What to do -
Your task is to print every entry below exactly as given.
=== Source data ===
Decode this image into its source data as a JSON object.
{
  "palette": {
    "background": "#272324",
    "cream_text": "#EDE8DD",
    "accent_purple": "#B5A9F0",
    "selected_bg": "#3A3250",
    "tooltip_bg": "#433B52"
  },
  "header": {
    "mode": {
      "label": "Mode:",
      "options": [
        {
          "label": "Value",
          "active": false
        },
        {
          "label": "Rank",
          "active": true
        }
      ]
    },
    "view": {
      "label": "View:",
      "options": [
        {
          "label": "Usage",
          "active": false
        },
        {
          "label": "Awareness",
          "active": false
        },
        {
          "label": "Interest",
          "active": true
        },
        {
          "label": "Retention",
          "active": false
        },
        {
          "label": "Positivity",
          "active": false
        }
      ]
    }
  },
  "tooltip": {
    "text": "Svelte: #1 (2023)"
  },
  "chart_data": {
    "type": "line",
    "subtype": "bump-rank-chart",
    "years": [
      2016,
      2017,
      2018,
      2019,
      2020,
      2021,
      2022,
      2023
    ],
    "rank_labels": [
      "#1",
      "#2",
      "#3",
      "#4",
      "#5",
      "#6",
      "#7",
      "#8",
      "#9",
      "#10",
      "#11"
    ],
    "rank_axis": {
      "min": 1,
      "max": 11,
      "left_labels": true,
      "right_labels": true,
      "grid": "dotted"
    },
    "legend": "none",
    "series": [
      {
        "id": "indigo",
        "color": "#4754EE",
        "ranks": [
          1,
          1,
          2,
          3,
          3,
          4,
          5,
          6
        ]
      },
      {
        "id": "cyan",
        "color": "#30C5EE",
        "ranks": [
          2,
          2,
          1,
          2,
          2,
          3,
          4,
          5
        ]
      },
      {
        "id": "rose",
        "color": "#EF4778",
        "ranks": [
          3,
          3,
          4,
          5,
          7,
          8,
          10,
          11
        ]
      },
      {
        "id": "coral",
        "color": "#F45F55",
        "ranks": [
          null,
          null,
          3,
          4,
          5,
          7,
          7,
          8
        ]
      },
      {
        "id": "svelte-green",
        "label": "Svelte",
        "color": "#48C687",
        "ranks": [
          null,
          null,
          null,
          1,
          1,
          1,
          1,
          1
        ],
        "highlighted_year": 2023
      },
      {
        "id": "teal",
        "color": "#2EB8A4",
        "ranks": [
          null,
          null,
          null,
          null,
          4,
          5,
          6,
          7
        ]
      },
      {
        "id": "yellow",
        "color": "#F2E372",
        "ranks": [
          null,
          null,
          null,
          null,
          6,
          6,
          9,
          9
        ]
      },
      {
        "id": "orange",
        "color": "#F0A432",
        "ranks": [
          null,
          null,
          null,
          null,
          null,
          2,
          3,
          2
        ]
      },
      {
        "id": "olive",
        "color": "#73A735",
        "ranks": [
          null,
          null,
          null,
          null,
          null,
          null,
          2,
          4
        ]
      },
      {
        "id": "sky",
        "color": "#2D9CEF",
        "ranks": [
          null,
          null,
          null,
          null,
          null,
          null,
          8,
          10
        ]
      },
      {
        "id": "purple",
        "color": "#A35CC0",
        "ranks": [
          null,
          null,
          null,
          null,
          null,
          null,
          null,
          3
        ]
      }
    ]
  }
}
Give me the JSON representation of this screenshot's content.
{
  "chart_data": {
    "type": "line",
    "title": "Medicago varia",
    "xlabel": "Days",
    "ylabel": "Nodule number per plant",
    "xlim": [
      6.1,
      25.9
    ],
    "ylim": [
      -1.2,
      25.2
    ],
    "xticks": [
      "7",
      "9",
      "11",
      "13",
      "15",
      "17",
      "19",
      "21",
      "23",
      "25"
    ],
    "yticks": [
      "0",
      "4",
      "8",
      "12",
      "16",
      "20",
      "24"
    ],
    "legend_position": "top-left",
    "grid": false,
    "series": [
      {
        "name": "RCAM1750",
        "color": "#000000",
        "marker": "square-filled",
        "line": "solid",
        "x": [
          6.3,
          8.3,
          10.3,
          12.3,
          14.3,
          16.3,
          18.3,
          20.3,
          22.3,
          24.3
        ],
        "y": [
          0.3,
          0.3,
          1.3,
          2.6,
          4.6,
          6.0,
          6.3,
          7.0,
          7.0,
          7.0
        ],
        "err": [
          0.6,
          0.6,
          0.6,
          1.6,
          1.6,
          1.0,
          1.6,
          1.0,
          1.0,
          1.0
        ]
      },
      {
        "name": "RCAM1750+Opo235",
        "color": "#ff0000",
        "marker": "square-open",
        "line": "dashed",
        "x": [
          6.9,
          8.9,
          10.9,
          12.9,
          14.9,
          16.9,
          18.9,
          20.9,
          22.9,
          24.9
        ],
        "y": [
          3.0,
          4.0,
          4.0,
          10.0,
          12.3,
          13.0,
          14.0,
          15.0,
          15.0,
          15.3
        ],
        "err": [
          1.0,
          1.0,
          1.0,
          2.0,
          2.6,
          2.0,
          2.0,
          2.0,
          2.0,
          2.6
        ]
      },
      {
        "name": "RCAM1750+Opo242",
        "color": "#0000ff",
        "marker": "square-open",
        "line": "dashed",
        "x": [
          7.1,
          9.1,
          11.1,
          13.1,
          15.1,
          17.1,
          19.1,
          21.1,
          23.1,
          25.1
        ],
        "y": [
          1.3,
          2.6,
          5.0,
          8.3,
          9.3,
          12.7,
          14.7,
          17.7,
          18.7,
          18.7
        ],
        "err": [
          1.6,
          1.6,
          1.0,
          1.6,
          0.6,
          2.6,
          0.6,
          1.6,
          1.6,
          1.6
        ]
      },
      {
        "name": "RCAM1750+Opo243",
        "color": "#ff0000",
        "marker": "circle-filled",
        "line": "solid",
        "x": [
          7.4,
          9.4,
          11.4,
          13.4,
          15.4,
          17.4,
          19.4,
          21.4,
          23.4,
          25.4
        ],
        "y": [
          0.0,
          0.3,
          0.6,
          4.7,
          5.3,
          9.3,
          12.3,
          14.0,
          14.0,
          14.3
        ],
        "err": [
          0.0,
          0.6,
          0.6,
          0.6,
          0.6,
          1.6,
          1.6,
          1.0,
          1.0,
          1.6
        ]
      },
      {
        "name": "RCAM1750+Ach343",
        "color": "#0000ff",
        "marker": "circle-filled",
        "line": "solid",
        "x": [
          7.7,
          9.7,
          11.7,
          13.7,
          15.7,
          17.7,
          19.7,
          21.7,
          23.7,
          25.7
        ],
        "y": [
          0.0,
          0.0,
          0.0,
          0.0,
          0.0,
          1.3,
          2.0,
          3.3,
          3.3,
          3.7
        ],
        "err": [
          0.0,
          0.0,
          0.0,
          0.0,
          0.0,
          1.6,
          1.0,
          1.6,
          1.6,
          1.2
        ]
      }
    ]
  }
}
===
Problem solution -
Decode this image into its source data as a JSON object.
{
  "palette": {
    "background": "#272324",
    "cream_text": "#EDE8DD",
    "accent_purple": "#B5A9F0",
    "selected_bg": "#3A3250",
    "tooltip_bg": "#433B52"
  },
  "header": {
    "mode": {
      "label": "Mode:",
      "options": [
        {
          "label": "Value",
          "active": false
        },
        {
          "label": "Rank",
          "active": true
        }
      ]
    },
    "view": {
      "label": "View:",
      "options": [
        {
          "label": "Usage",
          "active": false
        },
        {
          "label": "Awareness",
          "active": false
        },
        {
          "label": "Interest",
          "active": true
        },
        {
          "label": "Retention",
          "active": false
        },
        {
          "label": "Positivity",
          "active": false
        }
      ]
    }
  },
  "tooltip": {
    "text": "Svelte: #1 (2023)"
  },
  "chart_data": {
    "type": "line",
    "subtype": "bump-rank-chart",
    "years": [
      2016,
      2017,
      2018,
      2019,
      2020,
      2021,
      2022,
      2023
    ],
    "rank_labels": [
      "#1",
      "#2",
      "#3",
      "#4",
      "#5",
      "#6",
      "#7",
      "#8",
      "#9",
      "#10",
      "#11"
    ],
    "rank_axis": {
      "min": 1,
      "max": 11,
      "left_labels": true,
      "right_labels": true,
      "grid": "dotted"
    },
    "legend": "none",
    "series": [
      {
        "id": "indigo",
        "color": "#4754EE",
        "ranks": [
          1,
          1,
          2,
          3,
          3,
          4,
          5,
          6
        ]
      },
      {
        "id": "cyan",
        "color": "#30C5EE",
        "ranks": [
          2,
          2,
          1,
          2,
          2,
          3,
          4,
          5
        ]
      },
      {
        "id": "rose",
        "color": "#EF4778",
        "ranks": [
          3,
          3,
          4,
          5,
          7,
          8,
          10,
          11
        ]
      },
      {
        "id": "coral",
        "color": "#F45F55",
        "ranks": [
          null,
          null,
          3,
          4,
          5,
          7,
          7,
          8
        ]
      },
      {
        "id": "svelte-green",
        "label": "Svelte",
        "color": "#48C687",
        "ranks": [
          null,
          null,
          null,
          1,
          1,
          1,
          1,
          1
        ],
        "highlighted_year": 2023
      },
      {
        "id": "teal",
        "color": "#2EB8A4",
        "ranks": [
          null,
          null,
          null,
          null,
          4,
          5,
          6,
          7
        ]
      },
      {
        "id": "yellow",
        "color": "#F2E372",
        "ranks": [
          null,
          null,
          null,
          null,
          6,
          6,
          9,
          9
        ]
      },
      {
        "id": "orange",
        "color": "#F0A432",
        "ranks": [
          null,
          null,
          null,
          null,
          null,
          2,
          3,
          2
        ]
      },
      {
        "id": "olive",
        "color": "#73A735",
        "ranks": [
          null,
          null,
          null,
          null,
          null,
          null,
          2,
          4
        ]
      },
      {
        "id": "sky",
        "color": "#2D9CEF",
        "ranks": [
          null,
          null,
          null,
          null,
          null,
          null,
          8,
          10
        ]
      },
      {
        "id": "purple",
        "color": "#A35CC0",
        "ranks": [
          null,
          null,
          null,
          null,
          null,
          null,
          null,
          3
        ]
      }
    ]
  }
}
Give me the JSON representation of this screenshot's content.
{
  "chart_data": {
    "type": "line",
    "title": "Medicago varia",
    "xlabel": "Days",
    "ylabel": "Nodule number per plant",
    "xlim": [
      6.1,
      25.9
    ],
    "ylim": [
      -1.2,
      25.2
    ],
    "xticks": [
      "7",
      "9",
      "11",
      "13",
      "15",
      "17",
      "19",
      "21",
      "23",
      "25"
    ],
    "yticks": [
      "0",
      "4",
      "8",
      "12",
      "16",
      "20",
      "24"
    ],
    "legend_position": "top-left",
    "grid": false,
    "series": [
      {
        "name": "RCAM1750",
        "color": "#000000",
        "marker": "square-filled",
        "line": "solid",
        "x": [
          6.3,
          8.3,
          10.3,
          12.3,
          14.3,
          16.3,
          18.3,
          20.3,
          22.3,
          24.3
        ],
        "y": [
          0.3,
          0.3,
          1.3,
          2.6,
          4.6,
          6.0,
          6.3,
          7.0,
          7.0,
          7.0
        ],
        "err": [
          0.6,
          0.6,
          0.6,
          1.6,
          1.6,
          1.0,
          1.6,
          1.0,
          1.0,
          1.0
        ]
      },
      {
        "name": "RCAM1750+Opo235",
        "color": "#ff0000",
        "marker": "square-open",
        "line": "dashed",
        "x": [
          6.9,
          8.9,
          10.9,
          12.9,
          14.9,
          16.9,
          18.9,
          20.9,
          22.9,
          24.9
        ],
        "y": [
          3.0,
          4.0,
          4.0,
          10.0,
          12.3,
          13.0,
          14.0,
          15.0,
          15.0,
          15.3
        ],
        "err": [
          1.0,
          1.0,
          1.0,
          2.0,
          2.6,
          2.0,
          2.0,
          2.0,
          2.0,
          2.6
        ]
      },
      {
        "name": "RCAM1750+Opo242",
        "color": "#0000ff",
        "marker": "square-open",
        "line": "dashed",
        "x": [
          7.1,
          9.1,
          11.1,
          13.1,
          15.1,
          17.1,
          19.1,
          21.1,
          23.1,
          25.1
        ],
        "y": [
          1.3,
          2.6,
          5.0,
          8.3,
          9.3,
          12.7,
          14.7,
          17.7,
          18.7,
          18.7
        ],
        "err": [
          1.6,
          1.6,
          1.0,
          1.6,
          0.6,
          2.6,
          0.6,
          1.6,
          1.6,
          1.6
        ]
      },
      {
        "name": "RCAM1750+Opo243",
        "color": "#ff0000",
        "marker": "circle-filled",
        "line": "solid",
        "x": [
          7.4,
          9.4,
          11.4,
          13.4,
          15.4,
          17.4,
          19.4,
          21.4,
          23.4,
          25.4
        ],
        "y": [
          0.0,
          0.3,
          0.6,
          4.7,
          5.3,
          9.3,
          12.3,
          14.0,
          14.0,
          14.3
        ],
        "err": [
          0.0,
          0.6,
          0.6,
          0.6,
          0.6,
          1.6,
          1.6,
          1.0,
          1.0,
          1.6
        ]
      },
      {
        "name": "RCAM1750+Ach343",
        "color": "#0000ff",
        "marker": "circle-filled",
        "line": "solid",
        "x": [
          7.7,
          9.7,
          11.7,
          13.7,
          15.7,
          17.7,
          19.7,
          21.7,
          23.7,
          25.7
        ],
        "y": [
          0.0,
          0.0,
          0.0,
          0.0,
          0.0,
          1.3,
          2.0,
          3.3,
          3.3,
          3.7
        ],
        "err": [
          0.0,
          0.0,
          0.0,
          0.0,
          0.0,
          1.6,
          1.0,
          1.6,
          1.6,
          1.2
        ]
      }
    ]
  }
}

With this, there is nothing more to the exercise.